[Supplied material]
# # # # #
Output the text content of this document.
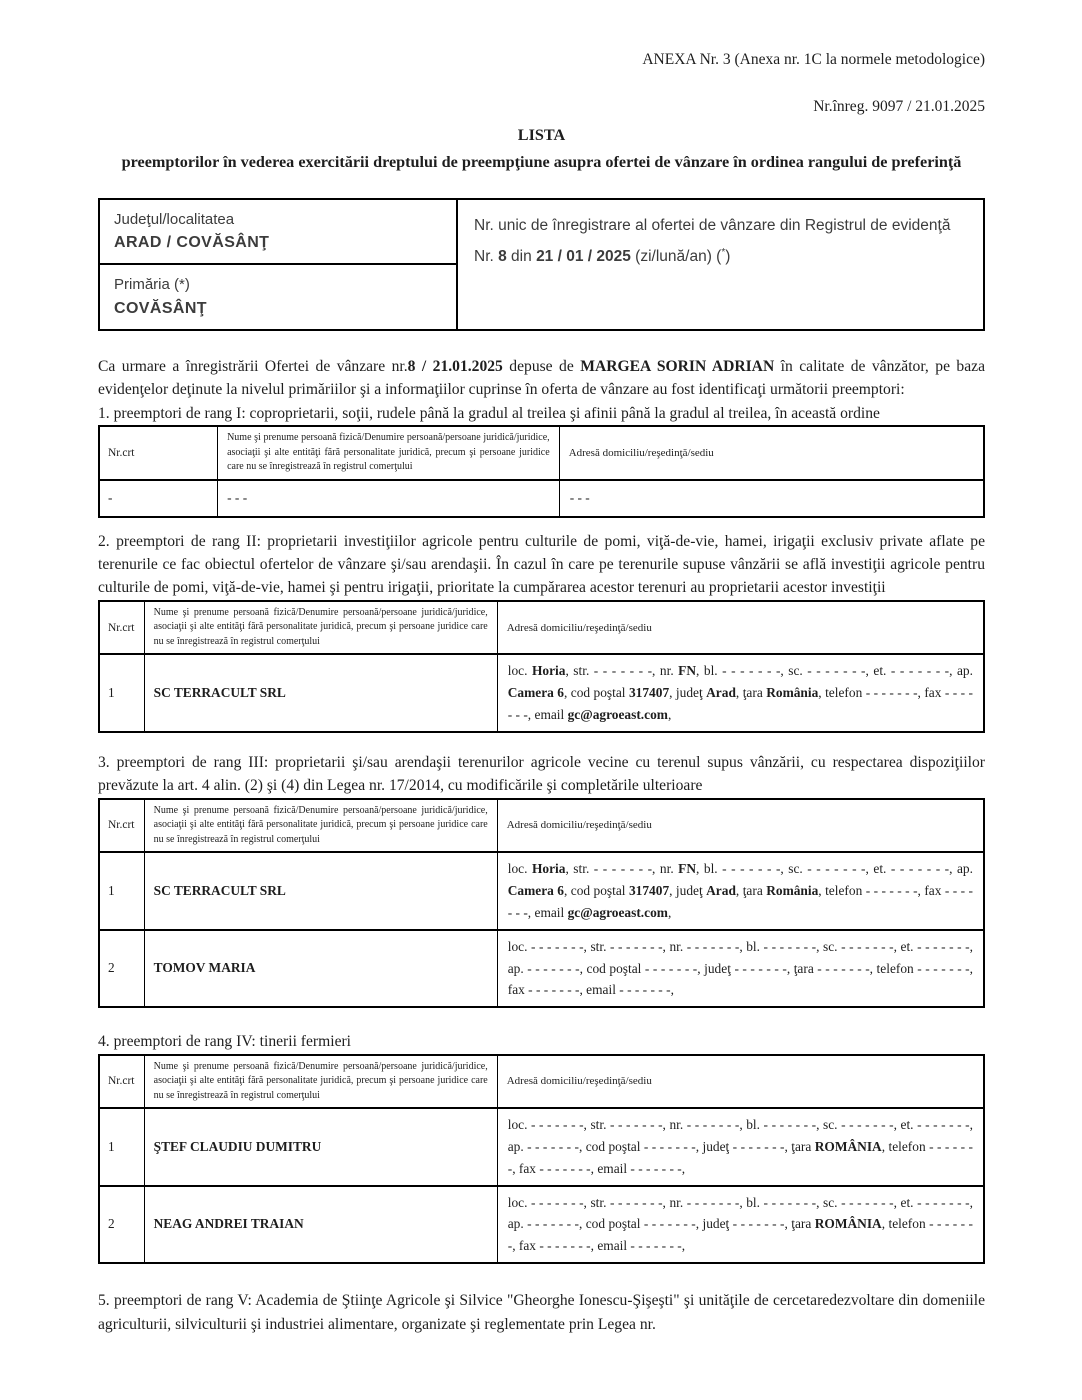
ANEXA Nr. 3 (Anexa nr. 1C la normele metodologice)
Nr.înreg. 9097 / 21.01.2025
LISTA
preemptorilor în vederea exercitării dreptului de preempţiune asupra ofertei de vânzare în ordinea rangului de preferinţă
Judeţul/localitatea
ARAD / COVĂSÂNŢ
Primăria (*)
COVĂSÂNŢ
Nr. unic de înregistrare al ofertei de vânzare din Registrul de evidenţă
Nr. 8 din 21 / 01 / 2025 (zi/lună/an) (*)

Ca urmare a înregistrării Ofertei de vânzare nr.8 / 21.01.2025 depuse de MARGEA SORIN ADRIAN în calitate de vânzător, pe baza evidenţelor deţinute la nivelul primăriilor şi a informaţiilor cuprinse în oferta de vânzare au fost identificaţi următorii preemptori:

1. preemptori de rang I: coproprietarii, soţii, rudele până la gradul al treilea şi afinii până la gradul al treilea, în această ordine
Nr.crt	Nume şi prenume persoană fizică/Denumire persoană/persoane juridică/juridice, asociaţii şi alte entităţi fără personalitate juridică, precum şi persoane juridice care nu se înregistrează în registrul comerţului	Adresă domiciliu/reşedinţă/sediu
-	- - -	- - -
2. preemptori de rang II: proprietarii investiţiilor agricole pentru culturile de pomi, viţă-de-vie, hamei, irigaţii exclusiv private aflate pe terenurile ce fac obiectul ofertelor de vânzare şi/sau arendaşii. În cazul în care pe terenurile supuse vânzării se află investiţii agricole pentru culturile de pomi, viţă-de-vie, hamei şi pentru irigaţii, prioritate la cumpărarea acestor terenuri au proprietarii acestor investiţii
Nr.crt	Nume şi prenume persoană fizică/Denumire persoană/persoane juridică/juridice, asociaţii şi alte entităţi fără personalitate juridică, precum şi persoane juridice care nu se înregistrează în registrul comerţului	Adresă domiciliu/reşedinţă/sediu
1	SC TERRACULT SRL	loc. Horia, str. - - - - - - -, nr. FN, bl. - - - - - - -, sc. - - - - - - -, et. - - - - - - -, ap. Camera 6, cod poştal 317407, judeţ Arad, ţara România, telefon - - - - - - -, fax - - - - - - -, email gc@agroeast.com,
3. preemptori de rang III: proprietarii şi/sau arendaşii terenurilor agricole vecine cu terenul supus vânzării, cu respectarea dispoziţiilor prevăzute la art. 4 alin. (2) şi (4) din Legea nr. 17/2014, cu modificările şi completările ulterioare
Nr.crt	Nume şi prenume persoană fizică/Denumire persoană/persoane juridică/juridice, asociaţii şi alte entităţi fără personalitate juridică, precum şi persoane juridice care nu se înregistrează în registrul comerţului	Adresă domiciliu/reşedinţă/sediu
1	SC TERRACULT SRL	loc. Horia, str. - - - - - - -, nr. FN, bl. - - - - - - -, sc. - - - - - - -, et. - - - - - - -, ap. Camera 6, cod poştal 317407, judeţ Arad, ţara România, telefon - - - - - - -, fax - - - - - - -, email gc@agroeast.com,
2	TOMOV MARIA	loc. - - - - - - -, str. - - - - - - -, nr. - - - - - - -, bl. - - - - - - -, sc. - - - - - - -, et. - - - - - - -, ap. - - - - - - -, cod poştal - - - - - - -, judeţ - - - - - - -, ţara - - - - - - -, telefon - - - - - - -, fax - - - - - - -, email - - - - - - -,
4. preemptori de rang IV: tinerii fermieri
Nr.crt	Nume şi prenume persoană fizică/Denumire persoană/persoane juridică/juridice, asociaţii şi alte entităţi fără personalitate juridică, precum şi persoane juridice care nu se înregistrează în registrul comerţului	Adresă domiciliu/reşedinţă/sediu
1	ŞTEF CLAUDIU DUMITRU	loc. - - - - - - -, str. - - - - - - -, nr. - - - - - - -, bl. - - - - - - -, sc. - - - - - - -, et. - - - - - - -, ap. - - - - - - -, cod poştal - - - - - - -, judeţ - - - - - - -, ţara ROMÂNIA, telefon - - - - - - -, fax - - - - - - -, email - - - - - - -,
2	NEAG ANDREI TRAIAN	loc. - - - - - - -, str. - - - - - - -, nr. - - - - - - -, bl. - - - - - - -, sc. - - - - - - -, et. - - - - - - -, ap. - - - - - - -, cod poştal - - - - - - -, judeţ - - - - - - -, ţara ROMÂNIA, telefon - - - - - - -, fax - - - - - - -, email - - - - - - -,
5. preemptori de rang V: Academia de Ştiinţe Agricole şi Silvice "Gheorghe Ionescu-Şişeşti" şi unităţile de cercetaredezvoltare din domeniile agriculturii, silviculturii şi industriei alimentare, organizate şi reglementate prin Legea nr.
# # # # #
Pictures are excluded; copy all other data exactly as shown.

[Problem solution]
Output the text content of this document.
ANEXA Nr. 3 (Anexa nr. 1C la normele metodologice)
Nr.înreg. 9097 / 21.01.2025
LISTA
preemptorilor în vederea exercitării dreptului de preempţiune asupra ofertei de vânzare în ordinea rangului de preferinţă
Judeţul/localitatea
ARAD / COVĂSÂNŢ
Primăria (*)
COVĂSÂNŢ
Nr. unic de înregistrare al ofertei de vânzare din Registrul de evidenţă
Nr. 8 din 21 / 01 / 2025 (zi/lună/an) (*)

Ca urmare a înregistrării Ofertei de vânzare nr.8 / 21.01.2025 depuse de MARGEA SORIN ADRIAN în calitate de vânzător, pe baza evidenţelor deţinute la nivelul primăriilor şi a informaţiilor cuprinse în oferta de vânzare au fost identificaţi următorii preemptori:

1. preemptori de rang I: coproprietarii, soţii, rudele până la gradul al treilea şi afinii până la gradul al treilea, în această ordine
Nr.crt	Nume şi prenume persoană fizică/Denumire persoană/persoane juridică/juridice, asociaţii şi alte entităţi fără personalitate juridică, precum şi persoane juridice care nu se înregistrează în registrul comerţului	Adresă domiciliu/reşedinţă/sediu
-	- - -	- - -
2. preemptori de rang II: proprietarii investiţiilor agricole pentru culturile de pomi, viţă-de-vie, hamei, irigaţii exclusiv private aflate pe terenurile ce fac obiectul ofertelor de vânzare şi/sau arendaşii. În cazul în care pe terenurile supuse vânzării se află investiţii agricole pentru culturile de pomi, viţă-de-vie, hamei şi pentru irigaţii, prioritate la cumpărarea acestor terenuri au proprietarii acestor investiţii
Nr.crt	Nume şi prenume persoană fizică/Denumire persoană/persoane juridică/juridice, asociaţii şi alte entităţi fără personalitate juridică, precum şi persoane juridice care nu se înregistrează în registrul comerţului	Adresă domiciliu/reşedinţă/sediu
1	SC TERRACULT SRL	loc. Horia, str. - - - - - - -, nr. FN, bl. - - - - - - -, sc. - - - - - - -, et. - - - - - - -, ap. Camera 6, cod poştal 317407, judeţ Arad, ţara România, telefon - - - - - - -, fax - - - - - - -, email gc@agroeast.com,
3. preemptori de rang III: proprietarii şi/sau arendaşii terenurilor agricole vecine cu terenul supus vânzării, cu respectarea dispoziţiilor prevăzute la art. 4 alin. (2) şi (4) din Legea nr. 17/2014, cu modificările şi completările ulterioare
Nr.crt	Nume şi prenume persoană fizică/Denumire persoană/persoane juridică/juridice, asociaţii şi alte entităţi fără personalitate juridică, precum şi persoane juridice care nu se înregistrează în registrul comerţului	Adresă domiciliu/reşedinţă/sediu
1	SC TERRACULT SRL	loc. Horia, str. - - - - - - -, nr. FN, bl. - - - - - - -, sc. - - - - - - -, et. - - - - - - -, ap. Camera 6, cod poştal 317407, judeţ Arad, ţara România, telefon - - - - - - -, fax - - - - - - -, email gc@agroeast.com,
2	TOMOV MARIA	loc. - - - - - - -, str. - - - - - - -, nr. - - - - - - -, bl. - - - - - - -, sc. - - - - - - -, et. - - - - - - -, ap. - - - - - - -, cod poştal - - - - - - -, judeţ - - - - - - -, ţara - - - - - - -, telefon - - - - - - -, fax - - - - - - -, email - - - - - - -,
4. preemptori de rang IV: tinerii fermieri
Nr.crt	Nume şi prenume persoană fizică/Denumire persoană/persoane juridică/juridice, asociaţii şi alte entităţi fără personalitate juridică, precum şi persoane juridice care nu se înregistrează în registrul comerţului	Adresă domiciliu/reşedinţă/sediu
1	ŞTEF CLAUDIU DUMITRU	loc. - - - - - - -, str. - - - - - - -, nr. - - - - - - -, bl. - - - - - - -, sc. - - - - - - -, et. - - - - - - -, ap. - - - - - - -, cod poştal - - - - - - -, judeţ - - - - - - -, ţara ROMÂNIA, telefon - - - - - - -, fax - - - - - - -, email - - - - - - -,
2	NEAG ANDREI TRAIAN	loc. - - - - - - -, str. - - - - - - -, nr. - - - - - - -, bl. - - - - - - -, sc. - - - - - - -, et. - - - - - - -, ap. - - - - - - -, cod poştal - - - - - - -, judeţ - - - - - - -, ţara ROMÂNIA, telefon - - - - - - -, fax - - - - - - -, email - - - - - - -,
5. preemptori de rang V: Academia de Ştiinţe Agricole şi Silvice "Gheorghe Ionescu-Şişeşti" şi unităţile de cercetaredezvoltare din domeniile agriculturii, silviculturii şi industriei alimentare, organizate şi reglementate prin Legea nr.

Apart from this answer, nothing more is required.